* _Given request_
Report how many lines below contain the word "this", and give only that number.
** Start of Items **
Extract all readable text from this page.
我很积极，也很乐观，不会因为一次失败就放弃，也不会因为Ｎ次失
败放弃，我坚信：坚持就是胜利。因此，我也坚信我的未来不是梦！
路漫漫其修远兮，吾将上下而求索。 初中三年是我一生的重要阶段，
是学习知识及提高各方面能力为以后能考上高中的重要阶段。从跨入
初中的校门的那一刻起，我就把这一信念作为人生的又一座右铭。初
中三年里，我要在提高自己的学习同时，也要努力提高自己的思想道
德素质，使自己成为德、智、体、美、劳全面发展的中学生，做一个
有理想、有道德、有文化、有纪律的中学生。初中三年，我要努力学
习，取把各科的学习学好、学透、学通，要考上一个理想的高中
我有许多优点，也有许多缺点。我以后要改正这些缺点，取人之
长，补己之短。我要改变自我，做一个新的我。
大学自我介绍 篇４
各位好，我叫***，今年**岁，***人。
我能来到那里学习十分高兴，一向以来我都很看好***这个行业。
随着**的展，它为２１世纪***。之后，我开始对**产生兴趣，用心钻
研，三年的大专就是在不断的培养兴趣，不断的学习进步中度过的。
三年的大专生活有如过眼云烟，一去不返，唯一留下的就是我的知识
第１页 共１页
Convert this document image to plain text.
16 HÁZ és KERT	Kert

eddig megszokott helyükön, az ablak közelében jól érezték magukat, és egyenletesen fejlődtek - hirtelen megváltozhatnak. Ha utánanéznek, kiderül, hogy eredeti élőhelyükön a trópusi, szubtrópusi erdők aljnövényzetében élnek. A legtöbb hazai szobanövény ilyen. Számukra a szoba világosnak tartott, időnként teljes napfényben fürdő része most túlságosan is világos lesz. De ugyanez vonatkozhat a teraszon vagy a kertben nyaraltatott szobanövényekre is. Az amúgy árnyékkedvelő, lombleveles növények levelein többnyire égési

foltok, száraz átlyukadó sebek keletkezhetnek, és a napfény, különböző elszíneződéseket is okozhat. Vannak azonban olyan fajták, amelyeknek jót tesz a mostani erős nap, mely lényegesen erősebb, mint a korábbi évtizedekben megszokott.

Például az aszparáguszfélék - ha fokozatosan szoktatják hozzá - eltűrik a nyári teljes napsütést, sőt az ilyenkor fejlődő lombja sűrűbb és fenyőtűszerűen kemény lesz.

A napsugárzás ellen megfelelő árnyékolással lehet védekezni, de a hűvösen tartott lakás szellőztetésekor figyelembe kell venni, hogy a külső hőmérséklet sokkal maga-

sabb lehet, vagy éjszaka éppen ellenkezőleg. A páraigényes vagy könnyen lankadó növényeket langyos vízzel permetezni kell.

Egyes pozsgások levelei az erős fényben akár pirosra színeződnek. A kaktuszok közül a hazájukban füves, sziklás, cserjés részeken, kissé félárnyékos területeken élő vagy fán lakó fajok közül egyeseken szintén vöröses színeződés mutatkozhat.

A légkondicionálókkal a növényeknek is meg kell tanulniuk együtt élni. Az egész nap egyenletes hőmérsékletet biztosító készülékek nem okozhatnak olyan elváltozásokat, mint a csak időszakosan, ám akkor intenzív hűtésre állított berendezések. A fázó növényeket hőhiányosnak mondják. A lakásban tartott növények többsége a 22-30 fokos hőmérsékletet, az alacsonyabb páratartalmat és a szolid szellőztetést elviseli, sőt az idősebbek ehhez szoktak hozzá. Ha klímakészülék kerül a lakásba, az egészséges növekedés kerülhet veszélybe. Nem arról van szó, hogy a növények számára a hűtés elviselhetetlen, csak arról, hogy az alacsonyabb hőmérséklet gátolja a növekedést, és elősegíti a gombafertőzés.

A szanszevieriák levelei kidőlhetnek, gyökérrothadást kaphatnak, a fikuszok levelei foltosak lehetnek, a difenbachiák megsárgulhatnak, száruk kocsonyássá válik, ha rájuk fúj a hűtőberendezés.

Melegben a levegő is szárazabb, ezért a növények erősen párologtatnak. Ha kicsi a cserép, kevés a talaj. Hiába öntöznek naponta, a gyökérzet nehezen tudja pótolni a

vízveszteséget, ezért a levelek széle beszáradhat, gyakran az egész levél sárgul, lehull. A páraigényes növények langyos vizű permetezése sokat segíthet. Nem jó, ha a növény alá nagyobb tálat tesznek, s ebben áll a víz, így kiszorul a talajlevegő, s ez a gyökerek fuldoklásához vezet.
** End of Items **
* _Correct answer_
2